- _Given exercise A_
Transcribe the passage of the blog post on sprint SLA enforcement from "An AI agent" up to and including "expensive way possible.".

- _Reading text_
Skip to main content
Back to blog
Technical13 min read

Sprint SLA Enforcement: From 7-Hour Reassignment to 25 Minutes in Two Iterations

M
Moshe Beeri, Founder
/
agentsslasprintaccountabilitytask-managementautomationcyborgenic-organization

Sprint SLA Enforcement: From 7-Hour Reassignment to 25 Minutes in Two Iterations

Rendering diagram…

TL;DR

  • Before SLA enforcement, a dropped task could take 7 hours to get reassigned. Two iterations cut that to 25 minutes.
  • Separating "unaccepted" from "stuck" as distinct failure modes was the key architectural insight.
  • Pull-based task discovery ensures work survives agent crashes, pod restarts, and message bus failures.

An AI agent that accepts a task and goes silent for four hours is not an autonomous teammate. It is a line item on your cloud bill pretending to be productive. I learned this lesson in the most expensive way possible.

In a Cyborgenic Organization, accountability is not optional just because the workers are AI. Agents carry real operational responsibilities alongside a human founder — and that means they are held to real deadlines, with real consequences for missing them. The same way you would not tolerate an employee going silent for hours on a critical task, you cannot tolerate it from an agent. SLA enforcement is what makes a Cyborgenic Organization accountable, not just automated.

That kind of failure is not tolerable. Before SLA enforcement, a task could sit in "assigned" status for hours with no acknowledgment, no progress update, and no mechanism to move it to an agent that might actually do something with it. The maximum time from assignment to reassignment was approximately 7 hours. I found this out on a Monday morning when I checked what happened over the weekend. The DevOps agent had been assigned a critical infrastructure task on Saturday evening. It sat untouched until the SLA system caught it Sunday morning. That is not a sprint. That is a suggestion box.

This post walks through how I built sprint SLA enforcement for my AI agent fleet at agent.ceo, tightened it twice based on real operational data, and ended up with a system where a dropped task gets reassigned in 25 minutes or less.

The Problem: Agents Without Deadlines Are Just Expensive Suggestions

My agent fleet — all 11 roles: CEO, CTO, DevOps, Fullstack, Marketing, Architect, CFO, CSO, Investment, Org-Agent, and ZiDevops-Director — runs as a distributed organization. Tasks flow from me (or from agents themselves) into a shared task management system. Agents pick up work, execute it, and report back. In theory.

In practice, I hit the same failure modes that every engineering manager has seen with human teams — except faster and with less visibility:

  • Silent drops. An agent gets assigned a task, then crashes, enters a bad loop, or simply never starts. Nobody notices for hours.

- _Provided data_
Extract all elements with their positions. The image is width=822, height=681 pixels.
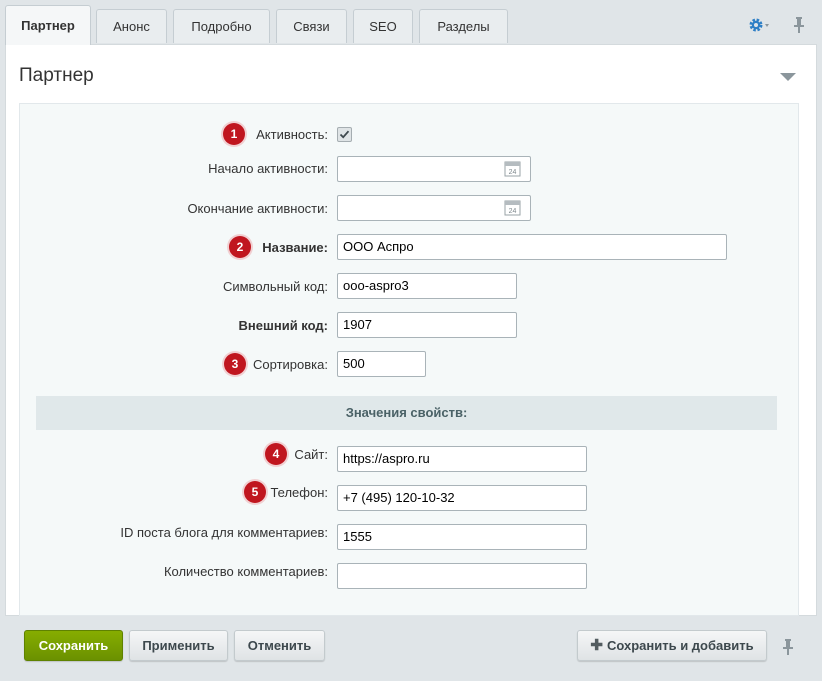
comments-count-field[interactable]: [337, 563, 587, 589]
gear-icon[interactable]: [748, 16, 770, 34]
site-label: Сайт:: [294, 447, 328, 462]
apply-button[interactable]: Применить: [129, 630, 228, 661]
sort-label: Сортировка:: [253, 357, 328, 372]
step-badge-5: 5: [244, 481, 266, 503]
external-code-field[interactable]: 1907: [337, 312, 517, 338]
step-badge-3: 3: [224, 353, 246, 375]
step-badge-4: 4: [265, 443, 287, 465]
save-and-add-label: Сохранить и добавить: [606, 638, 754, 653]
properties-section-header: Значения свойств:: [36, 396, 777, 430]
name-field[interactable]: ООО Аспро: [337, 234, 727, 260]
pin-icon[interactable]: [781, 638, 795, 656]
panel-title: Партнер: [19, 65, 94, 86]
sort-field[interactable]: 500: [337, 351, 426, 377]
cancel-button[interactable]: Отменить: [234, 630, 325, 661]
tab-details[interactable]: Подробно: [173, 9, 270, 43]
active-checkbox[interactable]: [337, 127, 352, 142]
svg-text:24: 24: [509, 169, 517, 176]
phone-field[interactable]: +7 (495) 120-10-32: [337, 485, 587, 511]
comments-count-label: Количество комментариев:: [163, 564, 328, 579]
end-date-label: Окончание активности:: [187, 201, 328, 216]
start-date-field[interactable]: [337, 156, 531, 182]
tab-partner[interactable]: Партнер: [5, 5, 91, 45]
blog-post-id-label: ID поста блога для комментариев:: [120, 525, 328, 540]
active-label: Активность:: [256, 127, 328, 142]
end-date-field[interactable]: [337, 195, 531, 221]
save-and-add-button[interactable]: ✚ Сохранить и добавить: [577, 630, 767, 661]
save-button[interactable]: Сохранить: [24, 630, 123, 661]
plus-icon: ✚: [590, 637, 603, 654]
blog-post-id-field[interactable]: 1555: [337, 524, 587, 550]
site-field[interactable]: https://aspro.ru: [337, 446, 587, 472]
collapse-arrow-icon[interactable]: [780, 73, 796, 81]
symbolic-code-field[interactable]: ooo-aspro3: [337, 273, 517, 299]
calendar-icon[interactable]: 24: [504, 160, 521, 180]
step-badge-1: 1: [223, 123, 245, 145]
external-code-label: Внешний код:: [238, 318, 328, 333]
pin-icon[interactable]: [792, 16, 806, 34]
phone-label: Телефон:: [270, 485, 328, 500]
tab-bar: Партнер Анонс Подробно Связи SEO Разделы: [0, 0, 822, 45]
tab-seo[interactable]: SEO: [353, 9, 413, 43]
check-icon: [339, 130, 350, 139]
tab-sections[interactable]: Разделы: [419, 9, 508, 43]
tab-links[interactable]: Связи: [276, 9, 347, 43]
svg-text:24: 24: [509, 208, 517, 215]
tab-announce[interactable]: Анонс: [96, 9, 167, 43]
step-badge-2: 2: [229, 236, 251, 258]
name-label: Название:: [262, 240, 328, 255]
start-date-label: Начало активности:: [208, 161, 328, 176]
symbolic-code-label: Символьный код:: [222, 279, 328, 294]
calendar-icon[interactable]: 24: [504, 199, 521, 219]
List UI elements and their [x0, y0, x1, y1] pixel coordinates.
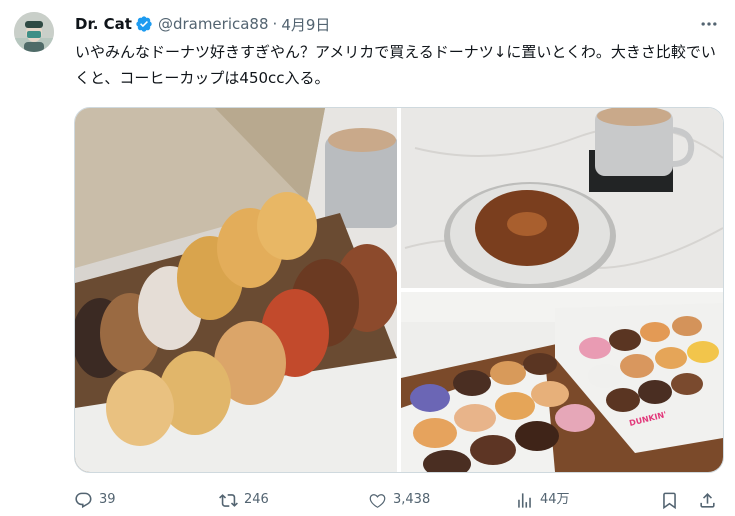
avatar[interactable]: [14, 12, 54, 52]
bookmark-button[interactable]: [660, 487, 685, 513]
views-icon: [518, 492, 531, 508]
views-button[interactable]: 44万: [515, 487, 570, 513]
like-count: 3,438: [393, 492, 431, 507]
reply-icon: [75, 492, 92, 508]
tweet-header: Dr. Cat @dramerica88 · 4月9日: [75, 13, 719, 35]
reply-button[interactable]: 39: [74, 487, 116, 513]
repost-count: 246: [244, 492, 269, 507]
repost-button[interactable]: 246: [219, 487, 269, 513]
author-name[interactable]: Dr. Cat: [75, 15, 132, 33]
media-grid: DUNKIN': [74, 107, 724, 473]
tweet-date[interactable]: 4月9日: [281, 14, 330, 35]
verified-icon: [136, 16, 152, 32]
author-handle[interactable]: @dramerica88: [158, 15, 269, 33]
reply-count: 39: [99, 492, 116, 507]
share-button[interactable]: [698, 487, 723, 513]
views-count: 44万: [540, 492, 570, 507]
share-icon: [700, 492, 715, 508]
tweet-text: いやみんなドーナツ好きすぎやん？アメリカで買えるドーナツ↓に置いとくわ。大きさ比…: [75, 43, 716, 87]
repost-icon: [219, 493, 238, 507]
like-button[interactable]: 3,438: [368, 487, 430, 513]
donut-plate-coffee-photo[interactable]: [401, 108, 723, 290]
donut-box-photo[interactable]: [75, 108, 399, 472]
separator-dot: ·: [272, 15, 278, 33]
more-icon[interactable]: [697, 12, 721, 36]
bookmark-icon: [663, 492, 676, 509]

- _Given exercise B_
Copy out every line of the rows above that contains the string "добавить", with case counting.

- _Output A_
An AI agent that accepts a task and goes silent for four hours is not an autonomous teammate. It is a line item on your cloud bill pretending to be productive. I learned this lesson in the most expensive way possible.

- _Output B_
save-and-add-label: Сохранить и добавить: [606, 638, 754, 653]
save-and-add-button[interactable]: ✚ Сохранить и добавить: [577, 630, 767, 661]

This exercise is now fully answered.